WORK INSTRUCTIONS:
Pull every line from the rows below and reproduce each one verbatim, keeping its wording, numbers, and punctuation unchanged.

THE INPUT:

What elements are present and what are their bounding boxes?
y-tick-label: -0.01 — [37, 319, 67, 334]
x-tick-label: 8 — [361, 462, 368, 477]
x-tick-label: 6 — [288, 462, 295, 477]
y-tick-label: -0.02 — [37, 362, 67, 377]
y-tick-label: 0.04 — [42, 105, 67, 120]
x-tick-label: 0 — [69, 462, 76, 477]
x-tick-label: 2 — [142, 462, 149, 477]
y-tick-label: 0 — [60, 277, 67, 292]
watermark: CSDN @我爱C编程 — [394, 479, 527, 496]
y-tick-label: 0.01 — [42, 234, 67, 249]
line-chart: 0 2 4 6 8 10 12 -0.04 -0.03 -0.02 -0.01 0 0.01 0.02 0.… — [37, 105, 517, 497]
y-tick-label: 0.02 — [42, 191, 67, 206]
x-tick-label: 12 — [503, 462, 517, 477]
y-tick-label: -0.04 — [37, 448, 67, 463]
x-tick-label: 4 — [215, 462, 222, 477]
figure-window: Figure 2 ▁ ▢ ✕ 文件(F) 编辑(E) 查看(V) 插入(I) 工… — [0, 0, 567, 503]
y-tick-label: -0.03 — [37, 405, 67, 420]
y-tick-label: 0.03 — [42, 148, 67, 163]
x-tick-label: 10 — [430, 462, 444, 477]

SOLVED EXERCISE:
What elements are present and what are their bounding boxes?
y-tick-label: -0.01 — [37, 319, 67, 334]
x-tick-label: 8 — [361, 462, 368, 477]
x-tick-label: 6 — [288, 462, 295, 477]
y-tick-label: -0.02 — [37, 362, 67, 377]
y-tick-label: 0.04 — [42, 105, 67, 120]
x-tick-label: 0 — [69, 462, 76, 477]
x-tick-label: 2 — [142, 462, 149, 477]
y-tick-label: 0 — [60, 277, 67, 292]
watermark: CSDN @我爱C编程 — [394, 479, 527, 496]
y-tick-label: 0.01 — [42, 234, 67, 249]
line-chart: 0 2 4 6 8 10 12 -0.04 -0.03 -0.02 -0.01 0 0.01 0.02 0.… — [37, 105, 517, 497]
y-tick-label: 0.02 — [42, 191, 67, 206]
x-tick-label: 12 — [503, 462, 517, 477]
y-tick-label: -0.04 — [37, 448, 67, 463]
x-tick-label: 4 — [215, 462, 222, 477]
figure-window: Figure 2 ▁ ▢ ✕ 文件(F) 编辑(E) 查看(V) 插入(I) 工… — [0, 0, 567, 503]
y-tick-label: -0.03 — [37, 405, 67, 420]
y-tick-label: 0.03 — [42, 148, 67, 163]
x-tick-label: 10 — [430, 462, 444, 477]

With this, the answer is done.